Exercise
Copy the listing verbatim, excluding any images found in it.

Listed records
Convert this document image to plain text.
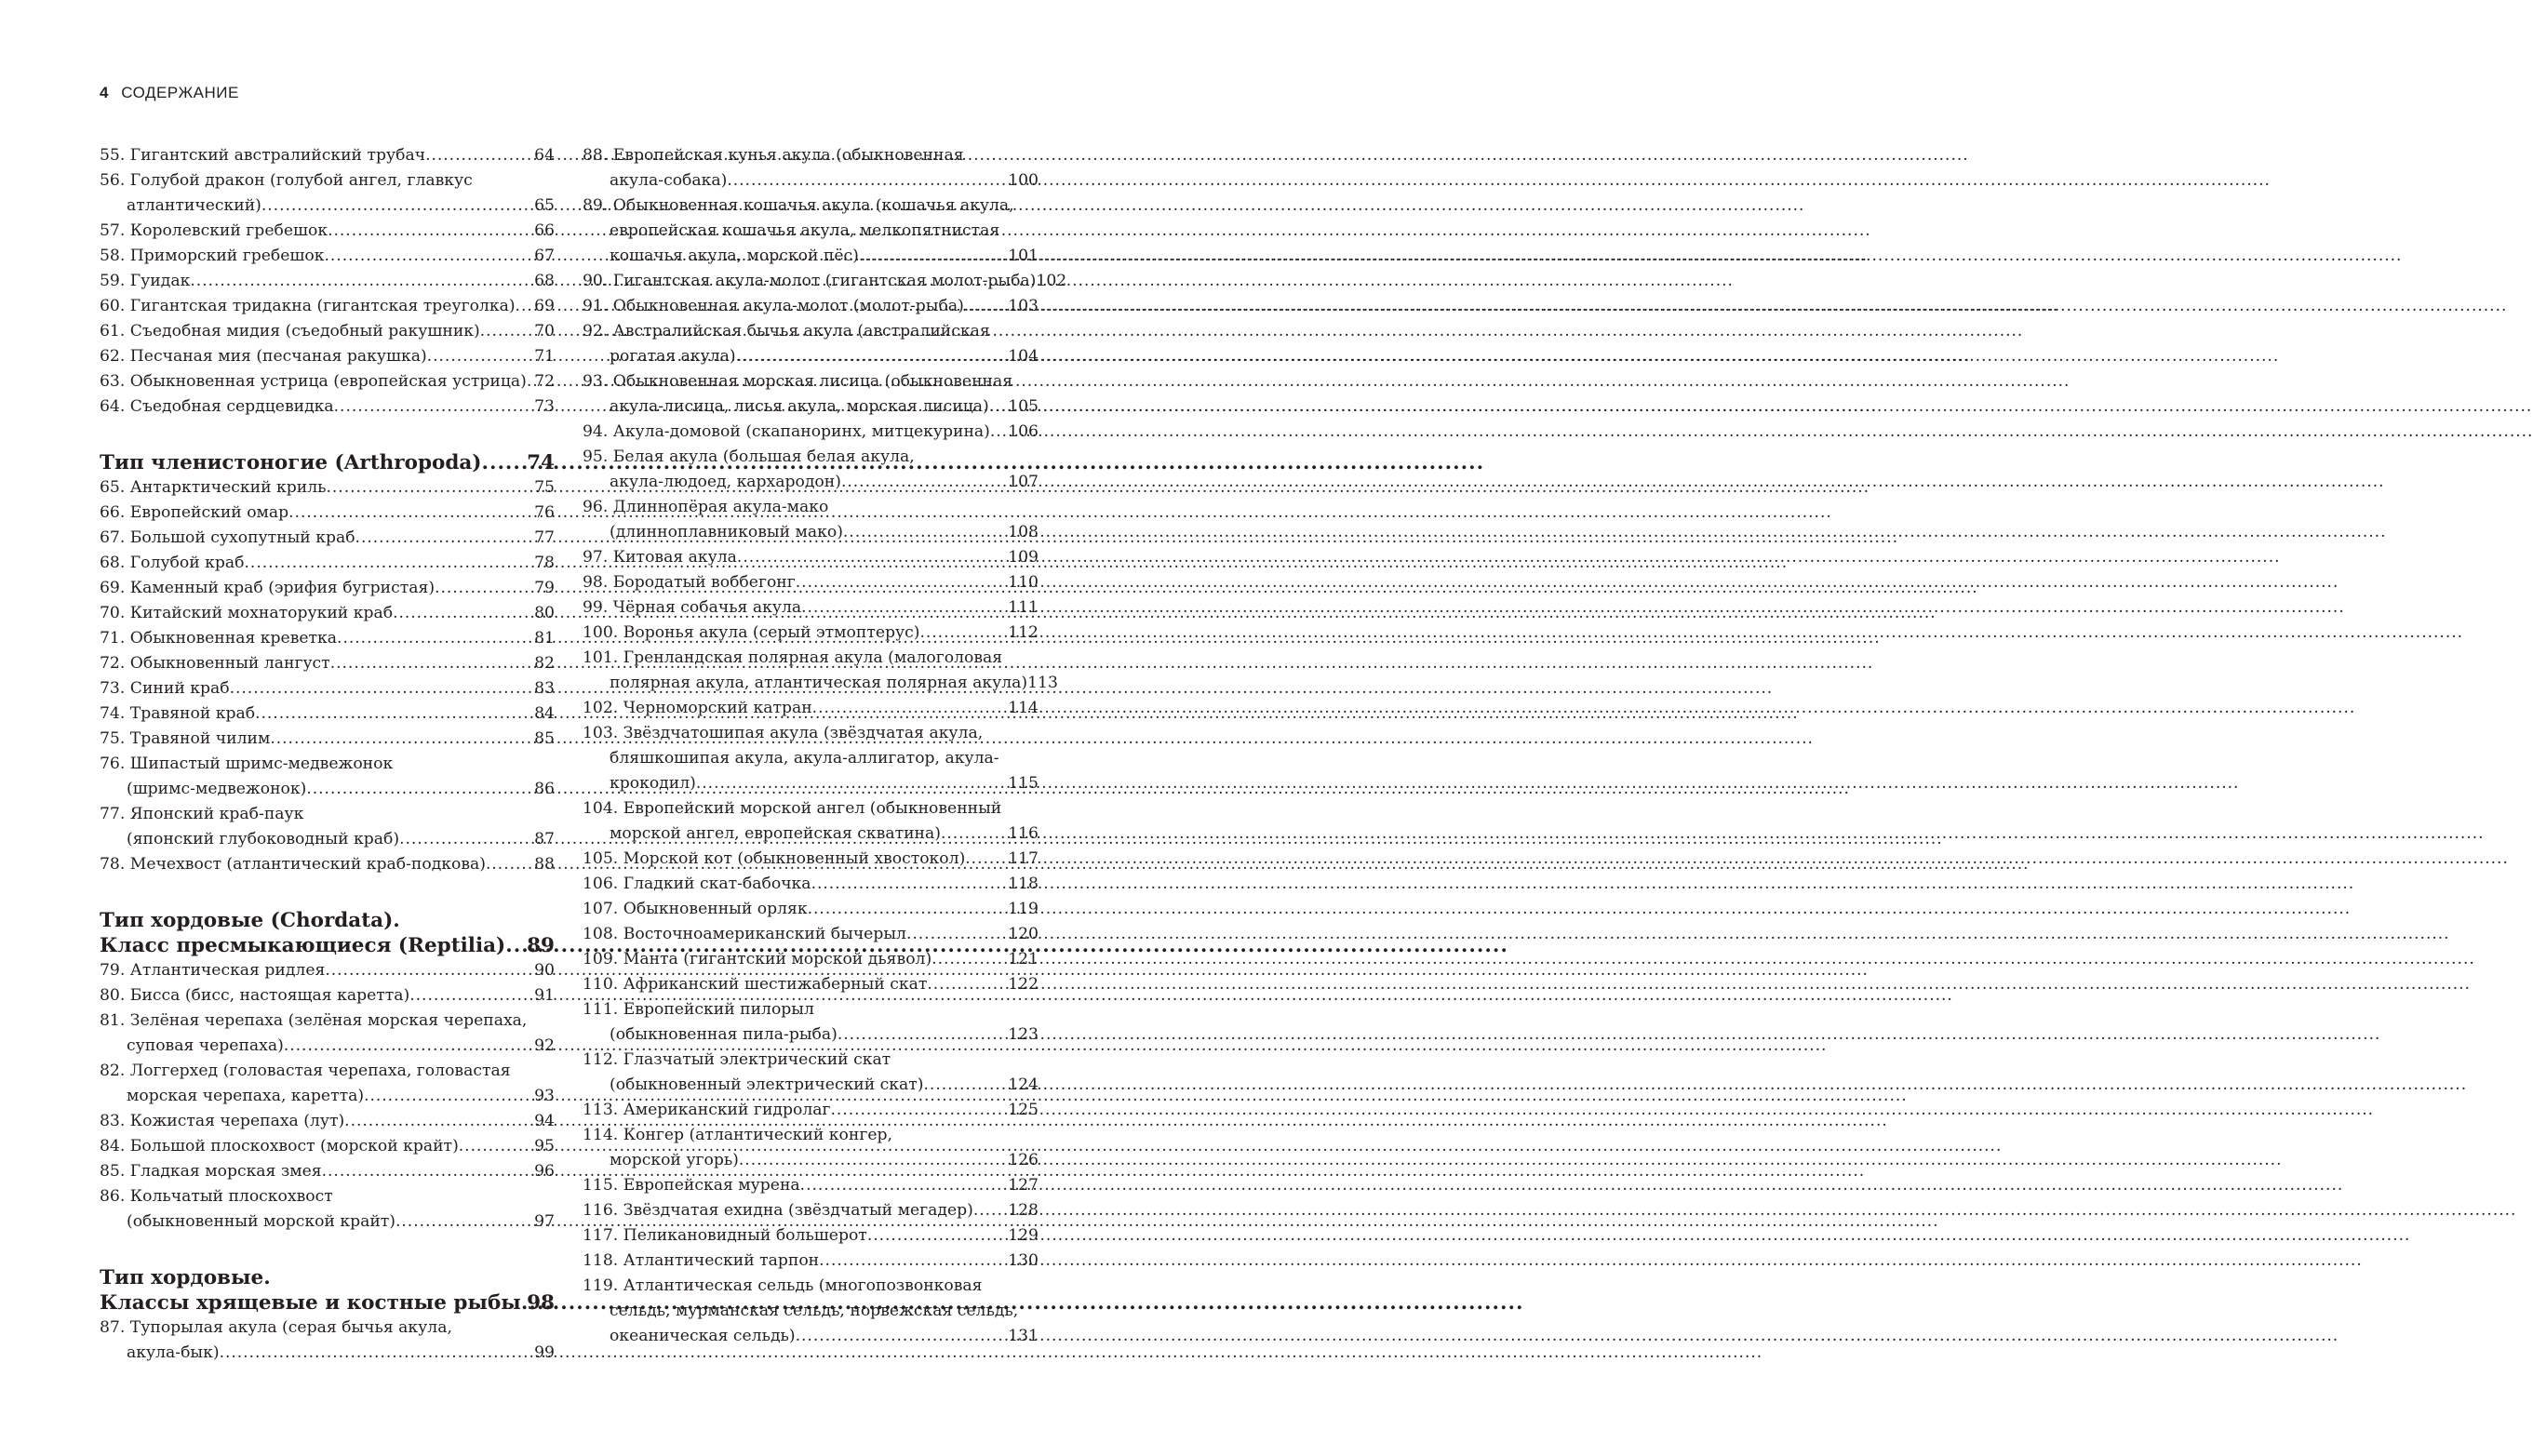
4 СОДЕРЖАНИЕ
55. Гигантский австралийский трубач .....	64
56. Голубой дракон (голубой ангел, главкус
атлантический) .....	65
57. Королевский гребешок .....	66
58. Приморский гребешок .....	67
59. Гуидак .....	68
60. Гигантская тридакна (гигантская треуголка) ..... 69
61. Съедобная мидия (съедобный ракушник) .....	70
62. Песчаная мия (песчаная ракушка) .....	71
63. Обыкновенная устрица (европейская устрица) ..... 72
64. Съедобная сердцевидка .....	73
Тип членистоногие (Arthropoda) ..... 74
65. Антарктический криль .....	75
66. Европейский омар .....	76
67. Большой сухопутный краб .....	77
68. Голубой краб .....	78
69. Каменный краб (эрифия бугристая) .....	79
70. Китайский мохнаторукий краб .....	80
71. Обыкновенная креветка .....	81
72. Обыкновенный лангуст .....	82
73. Синий краб .....	83
74. Травяной краб .....	84
75. Травяной чилим .....	85
76. Шипастый шримс-медвежонок
(шримс-медвежонок) .....	86
77. Японский краб-паук
(японский глубоководный краб) .....	87
78. Мечехвост (атлантический краб-подкова) .....	88
Тип хордовые (Chordata).
Класс пресмыкающиеся (Reptilia) ..... 89
79. Атлантическая ридлея .....	90
80. Бисса (бисс, настоящая каретта) .....	91
81. Зелёная черепаха (зелёная морская черепаха,
суповая черепаха) .....	92
82. Логгерхед (головастая черепаха, головастая
морская черепаха, каретта) .....	93
83. Кожистая черепаха (лут) .....	94
84. Большой плоскохвост (морской крайт) .....	95
85. Гладкая морская змея .....	96
86. Кольчатый плоскохвост
(обыкновенный морской крайт) .....	97
Тип хордовые.
Классы хрящевые и костные рыбы ..... 98
87. Тупорылая акула (серая бычья акула,
акула-бык) .....	99
88. Европейская кунья акула (обыкновенная
акула-собака) .....	100
89. Обыкновенная кошачья акула (кошачья акула,
европейская кошачья акула, мелкопятнистая
кошачья акула, морской пёс) .....	101
90. Гигантская акула-молот (гигантская молот-рыба) 102
91. Обыкновенная акула-молот (молот-рыба) .....	103
92. Австралийская бычья акула (австралийская
рогатая акула) .....	104
93. Обыкновенная морская лисица (обыкновенная
акула-лисица, лисья акула, морская лисица) ..... 105
94. Акула-домовой (скапаноринх, митцекурина) ..... 106
95. Белая акула (большая белая акула,
акула-людоед, кархародон) .....	107
96. Длиннопёрая акула-мако
(длинноплавниковый мако) .....	108
97. Китовая акула .....	109
98. Бородатый воббегонг .....	110
99. Чёрная собачья акула .....	111
100. Воронья акула (серый этмоптерус) .....	112
101. Гренландская полярная акула (малоголовая
полярная акула, атлантическая полярная акула) 113
102. Черноморский катран .....	114
103. Звёздчатошипая акула (звёздчатая акула,
бляшкошипая акула, акула-аллигатор, акула-
крокодил) .....	115
104. Европейский морской ангел (обыкновенный
морской ангел, европейская скватина) .....	116
105. Морской кот (обыкновенный хвостокол) .....	117
106. Гладкий скат-бабочка .....	118
107. Обыкновенный орляк .....	119
108. Восточноамериканский бычерыл .....	120
109. Манта (гигантский морской дьявол) .....	121
110. Африканский шестижаберный скат .....	122
111. Европейский пилорыл
(обыкновенная пила-рыба) .....	123
112. Глазчатый электрический скат
(обыкновенный электрический скат) .....	124
113. Американский гидролаг .....	125
114. Конгер (атлантический конгер,
морской угорь) .....	126
115. Европейская мурена .....	127
116. Звёздчатая ехидна (звёздчатый мегадер) ..... 128
117. Пеликановидный большерот .....	129
118. Атлантический тарпон .....	130
119. Атлантическая сельдь (многопозвонковая
сельдь, мурманская сельдь, норвежская сельдь,
океаническая сельдь) .....	131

Task response
Convert this document image to plain text.
4 СОДЕРЖАНИЕ
55. Гигантский австралийский трубач .....	64
56. Голубой дракон (голубой ангел, главкус
атлантический) .....	65
57. Королевский гребешок .....	66
58. Приморский гребешок .....	67
59. Гуидак .....	68
60. Гигантская тридакна (гигантская треуголка) ..... 69
61. Съедобная мидия (съедобный ракушник) .....	70
62. Песчаная мия (песчаная ракушка) .....	71
63. Обыкновенная устрица (европейская устрица) ..... 72
64. Съедобная сердцевидка .....	73
Тип членистоногие (Arthropoda) ..... 74
65. Антарктический криль .....	75
66. Европейский омар .....	76
67. Большой сухопутный краб .....	77
68. Голубой краб .....	78
69. Каменный краб (эрифия бугристая) .....	79
70. Китайский мохнаторукий краб .....	80
71. Обыкновенная креветка .....	81
72. Обыкновенный лангуст .....	82
73. Синий краб .....	83
74. Травяной краб .....	84
75. Травяной чилим .....	85
76. Шипастый шримс-медвежонок
(шримс-медвежонок) .....	86
77. Японский краб-паук
(японский глубоководный краб) .....	87
78. Мечехвост (атлантический краб-подкова) .....	88
Тип хордовые (Chordata).
Класс пресмыкающиеся (Reptilia) ..... 89
79. Атлантическая ридлея .....	90
80. Бисса (бисс, настоящая каретта) .....	91
81. Зелёная черепаха (зелёная морская черепаха,
суповая черепаха) .....	92
82. Логгерхед (головастая черепаха, головастая
морская черепаха, каретта) .....	93
83. Кожистая черепаха (лут) .....	94
84. Большой плоскохвост (морской крайт) .....	95
85. Гладкая морская змея .....	96
86. Кольчатый плоскохвост
(обыкновенный морской крайт) .....	97
Тип хордовые.
Классы хрящевые и костные рыбы ..... 98
87. Тупорылая акула (серая бычья акула,
акула-бык) .....	99
88. Европейская кунья акула (обыкновенная
акула-собака) .....	100
89. Обыкновенная кошачья акула (кошачья акула,
европейская кошачья акула, мелкопятнистая
кошачья акула, морской пёс) .....	101
90. Гигантская акула-молот (гигантская молот-рыба) 102
91. Обыкновенная акула-молот (молот-рыба) .....	103
92. Австралийская бычья акула (австралийская
рогатая акула) .....	104
93. Обыкновенная морская лисица (обыкновенная
акула-лисица, лисья акула, морская лисица) ..... 105
94. Акула-домовой (скапаноринх, митцекурина) ..... 106
95. Белая акула (большая белая акула,
акула-людоед, кархародон) .....	107
96. Длиннопёрая акула-мако
(длинноплавниковый мако) .....	108
97. Китовая акула .....	109
98. Бородатый воббегонг .....	110
99. Чёрная собачья акула .....	111
100. Воронья акула (серый этмоптерус) .....	112
101. Гренландская полярная акула (малоголовая
полярная акула, атлантическая полярная акула) 113
102. Черноморский катран .....	114
103. Звёздчатошипая акула (звёздчатая акула,
бляшкошипая акула, акула-аллигатор, акула-
крокодил) .....	115
104. Европейский морской ангел (обыкновенный
морской ангел, европейская скватина) .....	116
105. Морской кот (обыкновенный хвостокол) .....	117
106. Гладкий скат-бабочка .....	118
107. Обыкновенный орляк .....	119
108. Восточноамериканский бычерыл .....	120
109. Манта (гигантский морской дьявол) .....	121
110. Африканский шестижаберный скат .....	122
111. Европейский пилорыл
(обыкновенная пила-рыба) .....	123
112. Глазчатый электрический скат
(обыкновенный электрический скат) .....	124
113. Американский гидролаг .....	125
114. Конгер (атлантический конгер,
морской угорь) .....	126
115. Европейская мурена .....	127
116. Звёздчатая ехидна (звёздчатый мегадер) ..... 128
117. Пеликановидный большерот .....	129
118. Атлантический тарпон .....	130
119. Атлантическая сельдь (многопозвонковая
сельдь, мурманская сельдь, норвежская сельдь,
океаническая сельдь) .....	131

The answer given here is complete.